Objective:
Below is some material; transcribe all of it exactly.

[Entries taken from a collection]
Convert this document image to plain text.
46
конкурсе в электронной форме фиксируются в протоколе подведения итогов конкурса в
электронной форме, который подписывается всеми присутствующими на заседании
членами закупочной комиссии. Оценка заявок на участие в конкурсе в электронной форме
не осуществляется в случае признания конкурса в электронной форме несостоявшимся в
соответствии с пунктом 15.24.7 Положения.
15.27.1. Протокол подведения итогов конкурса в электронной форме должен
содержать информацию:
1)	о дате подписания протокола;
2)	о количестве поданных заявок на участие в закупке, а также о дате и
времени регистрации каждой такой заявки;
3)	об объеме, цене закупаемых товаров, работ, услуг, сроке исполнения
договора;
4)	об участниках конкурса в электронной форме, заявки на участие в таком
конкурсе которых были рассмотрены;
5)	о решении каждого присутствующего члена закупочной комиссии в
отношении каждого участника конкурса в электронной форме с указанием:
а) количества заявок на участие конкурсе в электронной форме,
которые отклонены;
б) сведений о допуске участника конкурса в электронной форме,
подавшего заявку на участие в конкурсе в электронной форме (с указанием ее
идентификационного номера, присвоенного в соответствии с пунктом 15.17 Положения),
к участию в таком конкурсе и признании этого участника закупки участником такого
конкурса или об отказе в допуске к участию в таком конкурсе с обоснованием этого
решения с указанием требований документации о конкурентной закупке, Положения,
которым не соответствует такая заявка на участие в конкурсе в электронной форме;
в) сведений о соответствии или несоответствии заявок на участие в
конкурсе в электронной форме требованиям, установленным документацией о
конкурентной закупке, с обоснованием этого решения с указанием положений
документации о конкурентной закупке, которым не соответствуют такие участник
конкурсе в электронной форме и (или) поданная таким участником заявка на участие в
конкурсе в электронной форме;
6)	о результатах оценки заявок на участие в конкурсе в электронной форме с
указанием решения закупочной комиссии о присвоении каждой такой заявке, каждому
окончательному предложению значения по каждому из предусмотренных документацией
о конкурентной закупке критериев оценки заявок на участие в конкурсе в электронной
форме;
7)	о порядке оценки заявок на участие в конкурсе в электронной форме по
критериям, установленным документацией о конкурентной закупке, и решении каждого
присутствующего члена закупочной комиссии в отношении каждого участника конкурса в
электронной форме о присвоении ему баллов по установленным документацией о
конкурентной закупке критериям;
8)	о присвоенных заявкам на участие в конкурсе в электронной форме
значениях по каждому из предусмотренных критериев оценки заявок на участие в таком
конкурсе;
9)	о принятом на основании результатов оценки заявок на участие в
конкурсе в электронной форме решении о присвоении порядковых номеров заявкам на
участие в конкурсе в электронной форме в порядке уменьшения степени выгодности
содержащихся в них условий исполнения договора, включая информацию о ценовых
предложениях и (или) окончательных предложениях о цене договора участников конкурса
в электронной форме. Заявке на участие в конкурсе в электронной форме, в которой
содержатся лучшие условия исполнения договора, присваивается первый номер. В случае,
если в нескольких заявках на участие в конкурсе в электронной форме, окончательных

Response to this exercise:
Convert this document image to plain text.
46
конкурсе в электронной форме фиксируются в протоколе подведения итогов конкурса в
электронной форме, который подписывается всеми присутствующими на заседании
членами закупочной комиссии. Оценка заявок на участие в конкурсе в электронной форме
не осуществляется в случае признания конкурса в электронной форме несостоявшимся в
соответствии с пунктом 15.24.7 Положения.
15.27.1. Протокол подведения итогов конкурса в электронной форме должен
содержать информацию:
1)	о дате подписания протокола;
2)	о количестве поданных заявок на участие в закупке, а также о дате и
времени регистрации каждой такой заявки;
3)	об объеме, цене закупаемых товаров, работ, услуг, сроке исполнения
договора;
4)	об участниках конкурса в электронной форме, заявки на участие в таком
конкурсе которых были рассмотрены;
5)	о решении каждого присутствующего члена закупочной комиссии в
отношении каждого участника конкурса в электронной форме с указанием:
а) количества заявок на участие конкурсе в электронной форме,
которые отклонены;
б) сведений о допуске участника конкурса в электронной форме,
подавшего заявку на участие в конкурсе в электронной форме (с указанием ее
идентификационного номера, присвоенного в соответствии с пунктом 15.17 Положения),
к участию в таком конкурсе и признании этого участника закупки участником такого
конкурса или об отказе в допуске к участию в таком конкурсе с обоснованием этого
решения с указанием требований документации о конкурентной закупке, Положения,
которым не соответствует такая заявка на участие в конкурсе в электронной форме;
в) сведений о соответствии или несоответствии заявок на участие в
конкурсе в электронной форме требованиям, установленным документацией о
конкурентной закупке, с обоснованием этого решения с указанием положений
документации о конкурентной закупке, которым не соответствуют такие участник
конкурсе в электронной форме и (или) поданная таким участником заявка на участие в
конкурсе в электронной форме;
6)	о результатах оценки заявок на участие в конкурсе в электронной форме с
указанием решения закупочной комиссии о присвоении каждой такой заявке, каждому
окончательному предложению значения по каждому из предусмотренных документацией
о конкурентной закупке критериев оценки заявок на участие в конкурсе в электронной
форме;
7)	о порядке оценки заявок на участие в конкурсе в электронной форме по
критериям, установленным документацией о конкурентной закупке, и решении каждого
присутствующего члена закупочной комиссии в отношении каждого участника конкурса в
электронной форме о присвоении ему баллов по установленным документацией о
конкурентной закупке критериям;
8)	о присвоенных заявкам на участие в конкурсе в электронной форме
значениях по каждому из предусмотренных критериев оценки заявок на участие в таком
конкурсе;
9)	о принятом на основании результатов оценки заявок на участие в
конкурсе в электронной форме решении о присвоении порядковых номеров заявкам на
участие в конкурсе в электронной форме в порядке уменьшения степени выгодности
содержащихся в них условий исполнения договора, включая информацию о ценовых
предложениях и (или) окончательных предложениях о цене договора участников конкурса
в электронной форме. Заявке на участие в конкурсе в электронной форме, в которой
содержатся лучшие условия исполнения договора, присваивается первый номер. В случае,
если в нескольких заявках на участие в конкурсе в электронной форме, окончательных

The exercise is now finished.